■ **DATA IN THIS EXERCISE**:
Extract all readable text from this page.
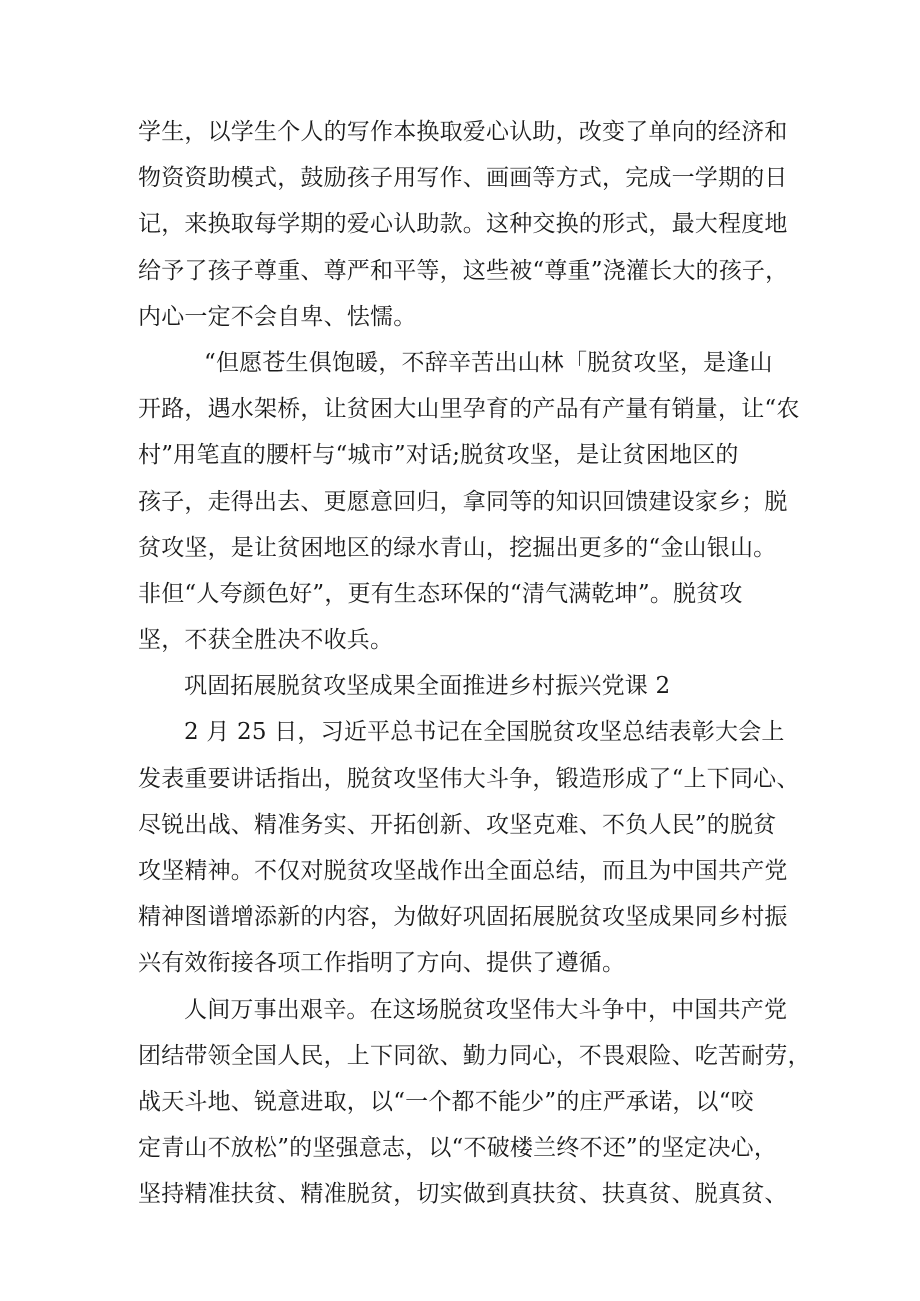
学生，以学生个人的写作本换取爱心认助，改变了单向的经济和
物资资助模式，鼓励孩子用写作、画画等方式，完成一学期的日
记，来换取每学期的爱心认助款。这种交换的形式，最大程度地
给予了孩子尊重、尊严和平等，这些被“尊重”浇灌长大的孩子，
内心一定不会自卑、怯懦。
“但愿苍生俱饱暖，不辞辛苦出山林「脱贫攻坚，是逢山
开路，遇水架桥，让贫困大山里孕育的产品有产量有销量，让“农
村”用笔直的腰杆与“城市”对话;脱贫攻坚，是让贫困地区的
孩子，走得出去、更愿意回归，拿同等的知识回馈建设家乡；脱
贫攻坚，是让贫困地区的绿水青山，挖掘出更多的“金山银山。
非但“人夸颜色好”，更有生态环保的“清气满乾坤”。脱贫攻
坚，不获全胜决不收兵。
巩固拓展脱贫攻坚成果全面推进乡村振兴党课 2
2 月 25 日，习近平总书记在全国脱贫攻坚总结表彰大会上
发表重要讲话指出，脱贫攻坚伟大斗争，锻造形成了“上下同心、
尽锐出战、精准务实、开拓创新、攻坚克难、不负人民”的脱贫
攻坚精神。不仅对脱贫攻坚战作出全面总结，而且为中国共产党
精神图谱增添新的内容，为做好巩固拓展脱贫攻坚成果同乡村振
兴有效衔接各项工作指明了方向、提供了遵循。
人间万事出艰辛。在这场脱贫攻坚伟大斗争中，中国共产党
团结带领全国人民，上下同欲、勤力同心，不畏艰险、吃苦耐劳，
战天斗地、锐意进取，以“一个都不能少”的庄严承诺，以“咬
定青山不放松”的坚强意志，以“不破楼兰终不还”的坚定决心，
坚持精准扶贫、精准脱贫，切实做到真扶贫、扶真贫、脱真贫、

■ **PROBLEM DETAILS**:
Omit every picture, then reproduce the rest of the listing exactly.

■ **TASK OUTPUT**:
Extract all readable text from this page.
学生，以学生个人的写作本换取爱心认助，改变了单向的经济和
物资资助模式，鼓励孩子用写作、画画等方式，完成一学期的日
记，来换取每学期的爱心认助款。这种交换的形式，最大程度地
给予了孩子尊重、尊严和平等，这些被“尊重”浇灌长大的孩子，
内心一定不会自卑、怯懦。
“但愿苍生俱饱暖，不辞辛苦出山林「脱贫攻坚，是逢山
开路，遇水架桥，让贫困大山里孕育的产品有产量有销量，让“农
村”用笔直的腰杆与“城市”对话;脱贫攻坚，是让贫困地区的
孩子，走得出去、更愿意回归，拿同等的知识回馈建设家乡；脱
贫攻坚，是让贫困地区的绿水青山，挖掘出更多的“金山银山。
非但“人夸颜色好”，更有生态环保的“清气满乾坤”。脱贫攻
坚，不获全胜决不收兵。
巩固拓展脱贫攻坚成果全面推进乡村振兴党课 2
2 月 25 日，习近平总书记在全国脱贫攻坚总结表彰大会上
发表重要讲话指出，脱贫攻坚伟大斗争，锻造形成了“上下同心、
尽锐出战、精准务实、开拓创新、攻坚克难、不负人民”的脱贫
攻坚精神。不仅对脱贫攻坚战作出全面总结，而且为中国共产党
精神图谱增添新的内容，为做好巩固拓展脱贫攻坚成果同乡村振
兴有效衔接各项工作指明了方向、提供了遵循。
人间万事出艰辛。在这场脱贫攻坚伟大斗争中，中国共产党
团结带领全国人民，上下同欲、勤力同心，不畏艰险、吃苦耐劳，
战天斗地、锐意进取，以“一个都不能少”的庄严承诺，以“咬
定青山不放松”的坚强意志，以“不破楼兰终不还”的坚定决心，
坚持精准扶贫、精准脱贫，切实做到真扶贫、扶真贫、脱真贫、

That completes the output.